◆ Work to do:
Each line containing the word "color" must be collected.
^^^^^^^^
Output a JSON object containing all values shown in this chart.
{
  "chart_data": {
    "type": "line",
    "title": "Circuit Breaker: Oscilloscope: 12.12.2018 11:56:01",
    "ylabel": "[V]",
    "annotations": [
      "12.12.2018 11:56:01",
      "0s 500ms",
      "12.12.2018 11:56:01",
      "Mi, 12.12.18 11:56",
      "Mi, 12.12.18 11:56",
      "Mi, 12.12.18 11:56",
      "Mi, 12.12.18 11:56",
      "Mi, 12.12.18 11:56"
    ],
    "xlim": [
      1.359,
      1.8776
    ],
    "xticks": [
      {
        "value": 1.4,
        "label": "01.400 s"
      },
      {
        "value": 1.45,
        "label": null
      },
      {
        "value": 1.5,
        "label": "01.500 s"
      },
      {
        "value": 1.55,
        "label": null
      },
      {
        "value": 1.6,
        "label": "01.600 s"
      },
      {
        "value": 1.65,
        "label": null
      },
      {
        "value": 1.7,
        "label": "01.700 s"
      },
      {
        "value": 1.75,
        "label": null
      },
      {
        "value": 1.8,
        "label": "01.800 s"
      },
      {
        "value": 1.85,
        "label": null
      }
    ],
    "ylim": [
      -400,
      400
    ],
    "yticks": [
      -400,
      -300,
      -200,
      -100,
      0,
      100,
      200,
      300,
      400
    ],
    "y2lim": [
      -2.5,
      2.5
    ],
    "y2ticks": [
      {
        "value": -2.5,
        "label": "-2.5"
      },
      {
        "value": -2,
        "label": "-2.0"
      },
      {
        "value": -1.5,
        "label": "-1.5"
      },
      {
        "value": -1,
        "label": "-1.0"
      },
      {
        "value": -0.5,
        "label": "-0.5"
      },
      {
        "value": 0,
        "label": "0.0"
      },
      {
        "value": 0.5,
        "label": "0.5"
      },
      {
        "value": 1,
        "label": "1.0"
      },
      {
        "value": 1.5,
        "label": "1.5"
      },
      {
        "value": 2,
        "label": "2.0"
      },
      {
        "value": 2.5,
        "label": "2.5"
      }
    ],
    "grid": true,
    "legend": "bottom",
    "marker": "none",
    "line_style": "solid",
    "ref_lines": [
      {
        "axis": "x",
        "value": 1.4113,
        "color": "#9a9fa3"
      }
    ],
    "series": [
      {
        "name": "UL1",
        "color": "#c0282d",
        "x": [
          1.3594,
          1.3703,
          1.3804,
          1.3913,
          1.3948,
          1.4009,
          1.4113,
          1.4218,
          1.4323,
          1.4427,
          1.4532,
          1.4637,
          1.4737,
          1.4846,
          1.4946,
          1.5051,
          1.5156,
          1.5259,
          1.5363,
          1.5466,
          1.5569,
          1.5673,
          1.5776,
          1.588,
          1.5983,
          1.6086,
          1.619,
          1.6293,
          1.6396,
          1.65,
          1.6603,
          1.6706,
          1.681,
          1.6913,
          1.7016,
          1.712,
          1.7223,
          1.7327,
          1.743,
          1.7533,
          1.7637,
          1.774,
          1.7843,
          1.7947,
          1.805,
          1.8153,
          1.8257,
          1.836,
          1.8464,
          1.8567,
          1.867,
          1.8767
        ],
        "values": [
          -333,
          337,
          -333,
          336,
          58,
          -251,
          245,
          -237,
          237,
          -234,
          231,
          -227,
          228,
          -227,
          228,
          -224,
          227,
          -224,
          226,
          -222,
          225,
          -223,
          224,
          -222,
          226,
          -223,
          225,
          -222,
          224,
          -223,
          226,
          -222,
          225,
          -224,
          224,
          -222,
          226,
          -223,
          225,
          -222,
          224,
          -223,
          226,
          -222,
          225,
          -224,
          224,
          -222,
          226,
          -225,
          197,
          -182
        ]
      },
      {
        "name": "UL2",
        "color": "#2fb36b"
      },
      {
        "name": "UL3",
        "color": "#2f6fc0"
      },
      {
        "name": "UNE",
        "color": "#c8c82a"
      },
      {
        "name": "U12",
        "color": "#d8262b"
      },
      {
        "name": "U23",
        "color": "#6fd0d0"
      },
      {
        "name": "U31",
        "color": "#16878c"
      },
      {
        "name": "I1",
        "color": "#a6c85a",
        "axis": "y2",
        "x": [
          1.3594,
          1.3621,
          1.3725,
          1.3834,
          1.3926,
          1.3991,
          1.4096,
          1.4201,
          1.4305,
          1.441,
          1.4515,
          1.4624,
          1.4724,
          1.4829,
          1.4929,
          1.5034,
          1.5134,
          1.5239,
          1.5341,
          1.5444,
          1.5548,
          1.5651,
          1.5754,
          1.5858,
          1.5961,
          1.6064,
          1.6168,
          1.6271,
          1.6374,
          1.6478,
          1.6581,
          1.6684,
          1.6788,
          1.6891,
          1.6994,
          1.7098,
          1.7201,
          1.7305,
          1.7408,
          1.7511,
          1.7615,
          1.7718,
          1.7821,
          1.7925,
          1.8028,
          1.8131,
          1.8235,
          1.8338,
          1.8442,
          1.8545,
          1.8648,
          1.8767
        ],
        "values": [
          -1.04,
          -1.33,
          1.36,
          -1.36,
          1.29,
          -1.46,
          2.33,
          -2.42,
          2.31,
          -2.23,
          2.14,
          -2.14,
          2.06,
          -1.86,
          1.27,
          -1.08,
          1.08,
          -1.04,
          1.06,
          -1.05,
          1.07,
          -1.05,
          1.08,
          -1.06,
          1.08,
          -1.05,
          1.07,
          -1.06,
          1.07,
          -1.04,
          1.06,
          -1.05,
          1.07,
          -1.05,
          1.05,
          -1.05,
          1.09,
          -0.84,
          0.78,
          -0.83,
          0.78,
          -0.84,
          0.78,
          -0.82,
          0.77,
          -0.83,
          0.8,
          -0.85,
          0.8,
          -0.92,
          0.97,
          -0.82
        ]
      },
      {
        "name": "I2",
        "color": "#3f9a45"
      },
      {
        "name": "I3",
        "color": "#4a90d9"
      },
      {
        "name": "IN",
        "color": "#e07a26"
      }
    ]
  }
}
^^^^^^^^
◆ Solution to this task:
        "color": "#9a9fa3"
        "color": "#c0282d",
        "color": "#2fb36b"
        "color": "#2f6fc0"
        "color": "#c8c82a"
        "color": "#d8262b"
        "color": "#6fd0d0"
        "color": "#16878c"
        "color": "#a6c85a",
        "color": "#3f9a45"
        "color": "#4a90d9"
        "color": "#e07a26"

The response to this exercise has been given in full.